(Data items)
====
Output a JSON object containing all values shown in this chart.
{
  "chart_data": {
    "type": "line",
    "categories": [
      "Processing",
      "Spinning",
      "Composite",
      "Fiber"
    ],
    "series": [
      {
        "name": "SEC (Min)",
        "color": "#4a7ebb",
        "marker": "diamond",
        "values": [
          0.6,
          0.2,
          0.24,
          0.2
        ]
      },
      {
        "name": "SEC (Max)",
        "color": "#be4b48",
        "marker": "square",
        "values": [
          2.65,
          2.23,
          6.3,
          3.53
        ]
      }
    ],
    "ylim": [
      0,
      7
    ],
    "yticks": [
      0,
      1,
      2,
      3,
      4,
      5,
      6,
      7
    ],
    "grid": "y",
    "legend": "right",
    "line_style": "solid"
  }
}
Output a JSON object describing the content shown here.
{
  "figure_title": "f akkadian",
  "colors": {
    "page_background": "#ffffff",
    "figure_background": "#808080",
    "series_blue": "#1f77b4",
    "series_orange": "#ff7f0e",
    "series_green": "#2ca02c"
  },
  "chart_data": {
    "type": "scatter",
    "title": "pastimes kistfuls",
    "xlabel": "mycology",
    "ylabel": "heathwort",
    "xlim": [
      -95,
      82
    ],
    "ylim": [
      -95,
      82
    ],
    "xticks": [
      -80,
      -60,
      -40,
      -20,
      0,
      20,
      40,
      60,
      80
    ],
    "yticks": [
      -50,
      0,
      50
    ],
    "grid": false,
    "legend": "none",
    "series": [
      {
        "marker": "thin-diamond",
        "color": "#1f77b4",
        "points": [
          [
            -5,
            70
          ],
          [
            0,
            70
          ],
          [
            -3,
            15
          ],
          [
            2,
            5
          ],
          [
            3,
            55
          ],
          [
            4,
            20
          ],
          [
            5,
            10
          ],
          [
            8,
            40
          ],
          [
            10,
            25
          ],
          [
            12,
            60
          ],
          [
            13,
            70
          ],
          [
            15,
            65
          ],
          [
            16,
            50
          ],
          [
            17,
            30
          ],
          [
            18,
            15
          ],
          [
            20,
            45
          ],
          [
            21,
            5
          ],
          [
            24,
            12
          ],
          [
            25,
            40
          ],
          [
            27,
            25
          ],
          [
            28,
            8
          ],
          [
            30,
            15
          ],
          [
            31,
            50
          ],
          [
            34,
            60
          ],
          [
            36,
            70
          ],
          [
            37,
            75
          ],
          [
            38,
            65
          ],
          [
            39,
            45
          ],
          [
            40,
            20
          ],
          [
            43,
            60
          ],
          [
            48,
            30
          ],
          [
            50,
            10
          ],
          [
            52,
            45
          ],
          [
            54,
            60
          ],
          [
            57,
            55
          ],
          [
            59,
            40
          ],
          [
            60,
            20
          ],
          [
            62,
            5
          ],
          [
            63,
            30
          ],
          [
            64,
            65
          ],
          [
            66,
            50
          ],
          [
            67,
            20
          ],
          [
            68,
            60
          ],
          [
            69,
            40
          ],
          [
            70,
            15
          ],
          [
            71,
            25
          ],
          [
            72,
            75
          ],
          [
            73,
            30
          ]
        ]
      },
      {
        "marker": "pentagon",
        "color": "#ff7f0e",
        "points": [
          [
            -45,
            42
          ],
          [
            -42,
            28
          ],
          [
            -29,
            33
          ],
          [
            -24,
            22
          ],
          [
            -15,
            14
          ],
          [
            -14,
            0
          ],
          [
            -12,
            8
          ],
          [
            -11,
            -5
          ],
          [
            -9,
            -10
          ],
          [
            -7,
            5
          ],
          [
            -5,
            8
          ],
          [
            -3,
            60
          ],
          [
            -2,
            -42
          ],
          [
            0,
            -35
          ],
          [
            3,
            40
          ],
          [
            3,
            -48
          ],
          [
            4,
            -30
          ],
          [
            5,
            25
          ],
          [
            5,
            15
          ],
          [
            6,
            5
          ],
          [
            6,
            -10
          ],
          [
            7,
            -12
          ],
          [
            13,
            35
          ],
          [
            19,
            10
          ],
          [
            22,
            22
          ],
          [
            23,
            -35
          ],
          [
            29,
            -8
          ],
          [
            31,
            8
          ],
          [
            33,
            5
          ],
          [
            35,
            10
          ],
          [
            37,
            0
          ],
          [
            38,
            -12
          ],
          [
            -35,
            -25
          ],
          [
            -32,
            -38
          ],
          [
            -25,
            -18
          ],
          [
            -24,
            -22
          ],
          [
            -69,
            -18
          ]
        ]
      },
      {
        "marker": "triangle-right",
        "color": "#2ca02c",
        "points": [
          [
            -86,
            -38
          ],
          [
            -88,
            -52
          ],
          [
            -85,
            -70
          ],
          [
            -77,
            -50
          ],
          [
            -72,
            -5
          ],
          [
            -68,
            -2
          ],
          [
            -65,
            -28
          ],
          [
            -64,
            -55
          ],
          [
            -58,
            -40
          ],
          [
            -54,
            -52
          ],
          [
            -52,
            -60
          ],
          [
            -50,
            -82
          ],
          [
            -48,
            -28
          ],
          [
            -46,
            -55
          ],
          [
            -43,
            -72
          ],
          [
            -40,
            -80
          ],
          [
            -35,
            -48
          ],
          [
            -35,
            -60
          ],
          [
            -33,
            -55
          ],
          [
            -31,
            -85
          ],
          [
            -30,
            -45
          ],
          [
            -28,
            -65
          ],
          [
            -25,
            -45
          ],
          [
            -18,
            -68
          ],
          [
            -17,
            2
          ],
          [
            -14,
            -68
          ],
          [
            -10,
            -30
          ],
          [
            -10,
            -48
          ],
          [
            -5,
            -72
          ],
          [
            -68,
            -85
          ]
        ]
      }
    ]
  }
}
====
## [REQUIREMENTS]
Give the records above again, word for word.

## [RESPONSE BELOW]
Output a JSON object containing all values shown in this chart.
{
  "chart_data": {
    "type": "line",
    "categories": [
      "Processing",
      "Spinning",
      "Composite",
      "Fiber"
    ],
    "series": [
      {
        "name": "SEC (Min)",
        "color": "#4a7ebb",
        "marker": "diamond",
        "values": [
          0.6,
          0.2,
          0.24,
          0.2
        ]
      },
      {
        "name": "SEC (Max)",
        "color": "#be4b48",
        "marker": "square",
        "values": [
          2.65,
          2.23,
          6.3,
          3.53
        ]
      }
    ],
    "ylim": [
      0,
      7
    ],
    "yticks": [
      0,
      1,
      2,
      3,
      4,
      5,
      6,
      7
    ],
    "grid": "y",
    "legend": "right",
    "line_style": "solid"
  }
}
Output a JSON object describing the content shown here.
{
  "figure_title": "f akkadian",
  "colors": {
    "page_background": "#ffffff",
    "figure_background": "#808080",
    "series_blue": "#1f77b4",
    "series_orange": "#ff7f0e",
    "series_green": "#2ca02c"
  },
  "chart_data": {
    "type": "scatter",
    "title": "pastimes kistfuls",
    "xlabel": "mycology",
    "ylabel": "heathwort",
    "xlim": [
      -95,
      82
    ],
    "ylim": [
      -95,
      82
    ],
    "xticks": [
      -80,
      -60,
      -40,
      -20,
      0,
      20,
      40,
      60,
      80
    ],
    "yticks": [
      -50,
      0,
      50
    ],
    "grid": false,
    "legend": "none",
    "series": [
      {
        "marker": "thin-diamond",
        "color": "#1f77b4",
        "points": [
          [
            -5,
            70
          ],
          [
            0,
            70
          ],
          [
            -3,
            15
          ],
          [
            2,
            5
          ],
          [
            3,
            55
          ],
          [
            4,
            20
          ],
          [
            5,
            10
          ],
          [
            8,
            40
          ],
          [
            10,
            25
          ],
          [
            12,
            60
          ],
          [
            13,
            70
          ],
          [
            15,
            65
          ],
          [
            16,
            50
          ],
          [
            17,
            30
          ],
          [
            18,
            15
          ],
          [
            20,
            45
          ],
          [
            21,
            5
          ],
          [
            24,
            12
          ],
          [
            25,
            40
          ],
          [
            27,
            25
          ],
          [
            28,
            8
          ],
          [
            30,
            15
          ],
          [
            31,
            50
          ],
          [
            34,
            60
          ],
          [
            36,
            70
          ],
          [
            37,
            75
          ],
          [
            38,
            65
          ],
          [
            39,
            45
          ],
          [
            40,
            20
          ],
          [
            43,
            60
          ],
          [
            48,
            30
          ],
          [
            50,
            10
          ],
          [
            52,
            45
          ],
          [
            54,
            60
          ],
          [
            57,
            55
          ],
          [
            59,
            40
          ],
          [
            60,
            20
          ],
          [
            62,
            5
          ],
          [
            63,
            30
          ],
          [
            64,
            65
          ],
          [
            66,
            50
          ],
          [
            67,
            20
          ],
          [
            68,
            60
          ],
          [
            69,
            40
          ],
          [
            70,
            15
          ],
          [
            71,
            25
          ],
          [
            72,
            75
          ],
          [
            73,
            30
          ]
        ]
      },
      {
        "marker": "pentagon",
        "color": "#ff7f0e",
        "points": [
          [
            -45,
            42
          ],
          [
            -42,
            28
          ],
          [
            -29,
            33
          ],
          [
            -24,
            22
          ],
          [
            -15,
            14
          ],
          [
            -14,
            0
          ],
          [
            -12,
            8
          ],
          [
            -11,
            -5
          ],
          [
            -9,
            -10
          ],
          [
            -7,
            5
          ],
          [
            -5,
            8
          ],
          [
            -3,
            60
          ],
          [
            -2,
            -42
          ],
          [
            0,
            -35
          ],
          [
            3,
            40
          ],
          [
            3,
            -48
          ],
          [
            4,
            -30
          ],
          [
            5,
            25
          ],
          [
            5,
            15
          ],
          [
            6,
            5
          ],
          [
            6,
            -10
          ],
          [
            7,
            -12
          ],
          [
            13,
            35
          ],
          [
            19,
            10
          ],
          [
            22,
            22
          ],
          [
            23,
            -35
          ],
          [
            29,
            -8
          ],
          [
            31,
            8
          ],
          [
            33,
            5
          ],
          [
            35,
            10
          ],
          [
            37,
            0
          ],
          [
            38,
            -12
          ],
          [
            -35,
            -25
          ],
          [
            -32,
            -38
          ],
          [
            -25,
            -18
          ],
          [
            -24,
            -22
          ],
          [
            -69,
            -18
          ]
        ]
      },
      {
        "marker": "triangle-right",
        "color": "#2ca02c",
        "points": [
          [
            -86,
            -38
          ],
          [
            -88,
            -52
          ],
          [
            -85,
            -70
          ],
          [
            -77,
            -50
          ],
          [
            -72,
            -5
          ],
          [
            -68,
            -2
          ],
          [
            -65,
            -28
          ],
          [
            -64,
            -55
          ],
          [
            -58,
            -40
          ],
          [
            -54,
            -52
          ],
          [
            -52,
            -60
          ],
          [
            -50,
            -82
          ],
          [
            -48,
            -28
          ],
          [
            -46,
            -55
          ],
          [
            -43,
            -72
          ],
          [
            -40,
            -80
          ],
          [
            -35,
            -48
          ],
          [
            -35,
            -60
          ],
          [
            -33,
            -55
          ],
          [
            -31,
            -85
          ],
          [
            -30,
            -45
          ],
          [
            -28,
            -65
          ],
          [
            -25,
            -45
          ],
          [
            -18,
            -68
          ],
          [
            -17,
            2
          ],
          [
            -14,
            -68
          ],
          [
            -10,
            -30
          ],
          [
            -10,
            -48
          ],
          [
            -5,
            -72
          ],
          [
            -68,
            -85
          ]
        ]
      }
    ]
  }
}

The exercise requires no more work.